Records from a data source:
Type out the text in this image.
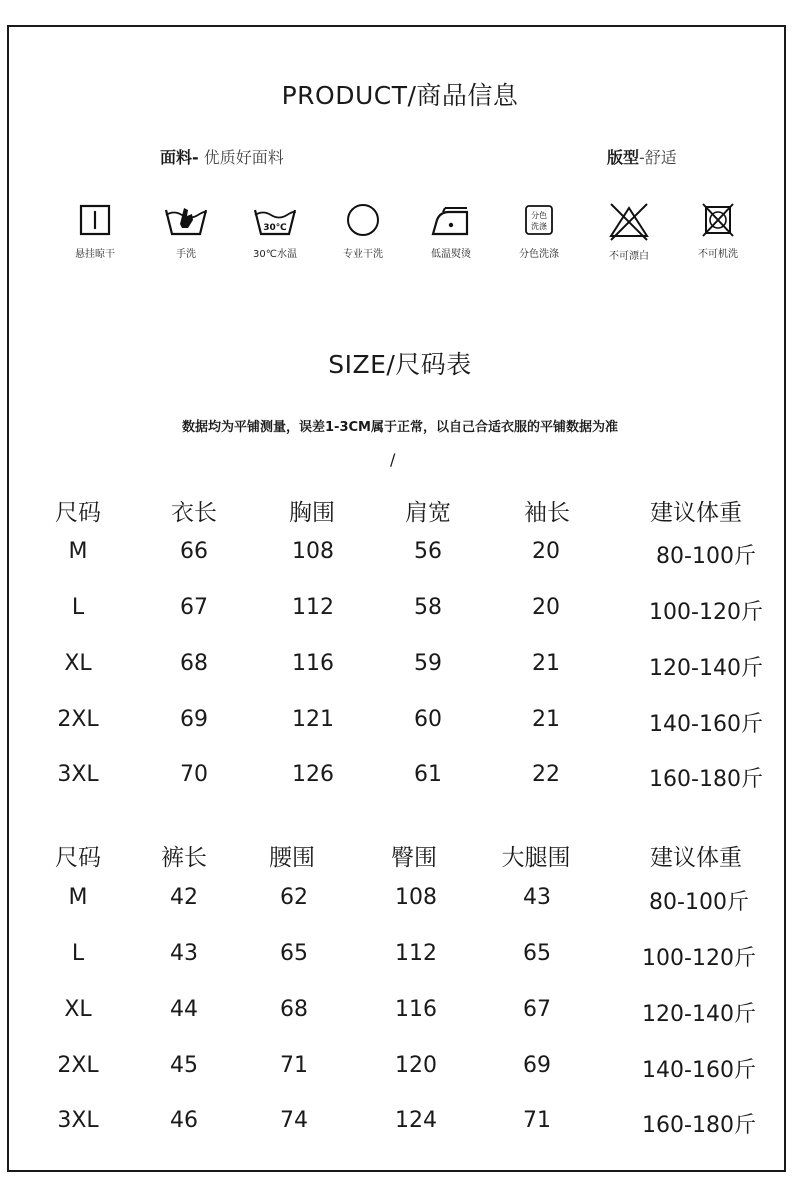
PRODUCT/商品信息
面料- 优质好面料	版型-舒适
悬挂晾干	手洗
30℃
30℃水温	专业干洗	低温熨烫
分色
洗涤
分色洗涤	不可漂白	不可机洗
SIZE/尺码表
数据均为平铺测量，误差1-3CM属于正常，以自己合适衣服的平铺数据为准
/
尺码	衣长	胸围	肩宽	袖长	建议体重
M	66	108	56	20	80-100斤
L	67	112	58	20	100-120斤
XL	68	116	59	21	120-140斤
2XL	69	121	60	21	140-160斤
3XL	70	126	61	22	160-180斤
尺码	裤长	腰围	臀围	大腿围	建议体重
M	42	62	108	43	80-100斤
L	43	65	112	65	100-120斤
XL	44	68	116	67	120-140斤
2XL	45	71	120	69	140-160斤
3XL	46	74	124	71	160-180斤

STATED PROBLEM: Using the material above, return every line exactly as it appears, minus the pictures.

RESULT:
Type out the text in this image.
PRODUCT/商品信息
面料- 优质好面料	版型-舒适
悬挂晾干	手洗
30℃
30℃水温	专业干洗	低温熨烫
分色
洗涤
分色洗涤	不可漂白	不可机洗
SIZE/尺码表
数据均为平铺测量，误差1-3CM属于正常，以自己合适衣服的平铺数据为准
/
尺码	衣长	胸围	肩宽	袖长	建议体重
M	66	108	56	20	80-100斤
L	67	112	58	20	100-120斤
XL	68	116	59	21	120-140斤
2XL	69	121	60	21	140-160斤
3XL	70	126	61	22	160-180斤
尺码	裤长	腰围	臀围	大腿围	建议体重
M	42	62	108	43	80-100斤
L	43	65	112	65	100-120斤
XL	44	68	116	67	120-140斤
2XL	45	71	120	69	140-160斤
3XL	46	74	124	71	160-180斤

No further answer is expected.